#### Dataset content
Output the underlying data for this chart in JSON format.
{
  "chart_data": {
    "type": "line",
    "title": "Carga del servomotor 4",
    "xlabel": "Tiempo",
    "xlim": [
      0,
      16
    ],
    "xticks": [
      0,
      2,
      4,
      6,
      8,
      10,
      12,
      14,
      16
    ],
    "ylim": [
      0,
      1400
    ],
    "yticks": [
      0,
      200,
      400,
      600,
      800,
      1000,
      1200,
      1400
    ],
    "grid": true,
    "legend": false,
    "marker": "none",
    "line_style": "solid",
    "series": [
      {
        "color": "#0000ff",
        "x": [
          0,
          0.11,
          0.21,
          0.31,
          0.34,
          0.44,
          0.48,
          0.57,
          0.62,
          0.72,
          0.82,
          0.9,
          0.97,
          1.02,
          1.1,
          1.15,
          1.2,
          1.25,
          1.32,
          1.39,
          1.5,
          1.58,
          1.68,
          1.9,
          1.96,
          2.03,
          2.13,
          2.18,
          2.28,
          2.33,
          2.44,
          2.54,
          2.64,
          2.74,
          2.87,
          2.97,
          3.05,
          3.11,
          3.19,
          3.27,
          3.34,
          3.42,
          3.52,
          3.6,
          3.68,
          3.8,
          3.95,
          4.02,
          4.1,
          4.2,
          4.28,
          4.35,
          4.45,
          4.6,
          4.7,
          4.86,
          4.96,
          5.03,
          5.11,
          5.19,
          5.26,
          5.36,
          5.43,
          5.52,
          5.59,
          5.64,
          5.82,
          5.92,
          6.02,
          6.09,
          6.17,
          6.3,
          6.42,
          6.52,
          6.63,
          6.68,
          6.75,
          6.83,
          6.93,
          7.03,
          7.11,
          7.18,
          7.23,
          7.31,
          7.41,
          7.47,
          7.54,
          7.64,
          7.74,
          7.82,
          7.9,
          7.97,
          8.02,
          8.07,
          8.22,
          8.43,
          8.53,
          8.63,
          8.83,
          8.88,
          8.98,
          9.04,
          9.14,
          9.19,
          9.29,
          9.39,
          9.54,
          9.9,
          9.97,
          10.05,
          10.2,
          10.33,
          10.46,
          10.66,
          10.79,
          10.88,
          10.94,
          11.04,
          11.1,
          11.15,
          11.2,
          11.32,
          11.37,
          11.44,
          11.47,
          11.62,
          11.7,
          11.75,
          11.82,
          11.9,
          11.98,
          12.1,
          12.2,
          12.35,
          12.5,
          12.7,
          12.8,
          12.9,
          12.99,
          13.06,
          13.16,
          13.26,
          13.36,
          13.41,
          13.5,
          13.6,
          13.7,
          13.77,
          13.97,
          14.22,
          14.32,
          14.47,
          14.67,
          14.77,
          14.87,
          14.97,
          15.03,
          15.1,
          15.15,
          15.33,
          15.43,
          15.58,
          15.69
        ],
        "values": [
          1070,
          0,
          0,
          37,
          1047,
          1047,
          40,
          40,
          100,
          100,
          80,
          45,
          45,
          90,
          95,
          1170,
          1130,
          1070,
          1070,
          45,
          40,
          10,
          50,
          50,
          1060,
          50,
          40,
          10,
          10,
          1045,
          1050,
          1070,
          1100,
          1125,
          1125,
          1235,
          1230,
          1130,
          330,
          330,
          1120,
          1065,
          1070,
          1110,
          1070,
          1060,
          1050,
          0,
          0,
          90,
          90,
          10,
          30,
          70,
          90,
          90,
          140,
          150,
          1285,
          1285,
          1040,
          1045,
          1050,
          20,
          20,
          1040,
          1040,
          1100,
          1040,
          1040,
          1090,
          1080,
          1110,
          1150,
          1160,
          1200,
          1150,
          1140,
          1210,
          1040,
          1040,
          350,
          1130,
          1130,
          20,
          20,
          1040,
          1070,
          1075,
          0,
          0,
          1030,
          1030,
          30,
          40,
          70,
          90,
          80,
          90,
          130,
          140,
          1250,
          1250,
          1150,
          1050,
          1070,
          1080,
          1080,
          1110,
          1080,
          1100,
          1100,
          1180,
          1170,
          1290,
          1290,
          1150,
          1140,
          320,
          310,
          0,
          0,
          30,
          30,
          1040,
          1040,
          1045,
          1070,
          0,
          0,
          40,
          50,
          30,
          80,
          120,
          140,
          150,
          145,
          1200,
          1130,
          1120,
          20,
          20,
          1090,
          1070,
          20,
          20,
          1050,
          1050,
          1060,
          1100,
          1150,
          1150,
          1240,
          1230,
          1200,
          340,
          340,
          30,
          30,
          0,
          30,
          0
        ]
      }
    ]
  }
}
########
Extract all of the data exactly as written.

Output the underlying data for this chart in JSON format.
{
  "chart_data": {
    "type": "line",
    "title": "Carga del servomotor 4",
    "xlabel": "Tiempo",
    "xlim": [
      0,
      16
    ],
    "xticks": [
      0,
      2,
      4,
      6,
      8,
      10,
      12,
      14,
      16
    ],
    "ylim": [
      0,
      1400
    ],
    "yticks": [
      0,
      200,
      400,
      600,
      800,
      1000,
      1200,
      1400
    ],
    "grid": true,
    "legend": false,
    "marker": "none",
    "line_style": "solid",
    "series": [
      {
        "color": "#0000ff",
        "x": [
          0,
          0.11,
          0.21,
          0.31,
          0.34,
          0.44,
          0.48,
          0.57,
          0.62,
          0.72,
          0.82,
          0.9,
          0.97,
          1.02,
          1.1,
          1.15,
          1.2,
          1.25,
          1.32,
          1.39,
          1.5,
          1.58,
          1.68,
          1.9,
          1.96,
          2.03,
          2.13,
          2.18,
          2.28,
          2.33,
          2.44,
          2.54,
          2.64,
          2.74,
          2.87,
          2.97,
          3.05,
          3.11,
          3.19,
          3.27,
          3.34,
          3.42,
          3.52,
          3.6,
          3.68,
          3.8,
          3.95,
          4.02,
          4.1,
          4.2,
          4.28,
          4.35,
          4.45,
          4.6,
          4.7,
          4.86,
          4.96,
          5.03,
          5.11,
          5.19,
          5.26,
          5.36,
          5.43,
          5.52,
          5.59,
          5.64,
          5.82,
          5.92,
          6.02,
          6.09,
          6.17,
          6.3,
          6.42,
          6.52,
          6.63,
          6.68,
          6.75,
          6.83,
          6.93,
          7.03,
          7.11,
          7.18,
          7.23,
          7.31,
          7.41,
          7.47,
          7.54,
          7.64,
          7.74,
          7.82,
          7.9,
          7.97,
          8.02,
          8.07,
          8.22,
          8.43,
          8.53,
          8.63,
          8.83,
          8.88,
          8.98,
          9.04,
          9.14,
          9.19,
          9.29,
          9.39,
          9.54,
          9.9,
          9.97,
          10.05,
          10.2,
          10.33,
          10.46,
          10.66,
          10.79,
          10.88,
          10.94,
          11.04,
          11.1,
          11.15,
          11.2,
          11.32,
          11.37,
          11.44,
          11.47,
          11.62,
          11.7,
          11.75,
          11.82,
          11.9,
          11.98,
          12.1,
          12.2,
          12.35,
          12.5,
          12.7,
          12.8,
          12.9,
          12.99,
          13.06,
          13.16,
          13.26,
          13.36,
          13.41,
          13.5,
          13.6,
          13.7,
          13.77,
          13.97,
          14.22,
          14.32,
          14.47,
          14.67,
          14.77,
          14.87,
          14.97,
          15.03,
          15.1,
          15.15,
          15.33,
          15.43,
          15.58,
          15.69
        ],
        "values": [
          1070,
          0,
          0,
          37,
          1047,
          1047,
          40,
          40,
          100,
          100,
          80,
          45,
          45,
          90,
          95,
          1170,
          1130,
          1070,
          1070,
          45,
          40,
          10,
          50,
          50,
          1060,
          50,
          40,
          10,
          10,
          1045,
          1050,
          1070,
          1100,
          1125,
          1125,
          1235,
          1230,
          1130,
          330,
          330,
          1120,
          1065,
          1070,
          1110,
          1070,
          1060,
          1050,
          0,
          0,
          90,
          90,
          10,
          30,
          70,
          90,
          90,
          140,
          150,
          1285,
          1285,
          1040,
          1045,
          1050,
          20,
          20,
          1040,
          1040,
          1100,
          1040,
          1040,
          1090,
          1080,
          1110,
          1150,
          1160,
          1200,
          1150,
          1140,
          1210,
          1040,
          1040,
          350,
          1130,
          1130,
          20,
          20,
          1040,
          1070,
          1075,
          0,
          0,
          1030,
          1030,
          30,
          40,
          70,
          90,
          80,
          90,
          130,
          140,
          1250,
          1250,
          1150,
          1050,
          1070,
          1080,
          1080,
          1110,
          1080,
          1100,
          1100,
          1180,
          1170,
          1290,
          1290,
          1150,
          1140,
          320,
          310,
          0,
          0,
          30,
          30,
          1040,
          1040,
          1045,
          1070,
          0,
          0,
          40,
          50,
          30,
          80,
          120,
          140,
          150,
          145,
          1200,
          1130,
          1120,
          20,
          20,
          1090,
          1070,
          20,
          20,
          1050,
          1050,
          1060,
          1100,
          1150,
          1150,
          1240,
          1230,
          1200,
          340,
          340,
          30,
          30,
          0,
          30,
          0
        ]
      }
    ]
  }
}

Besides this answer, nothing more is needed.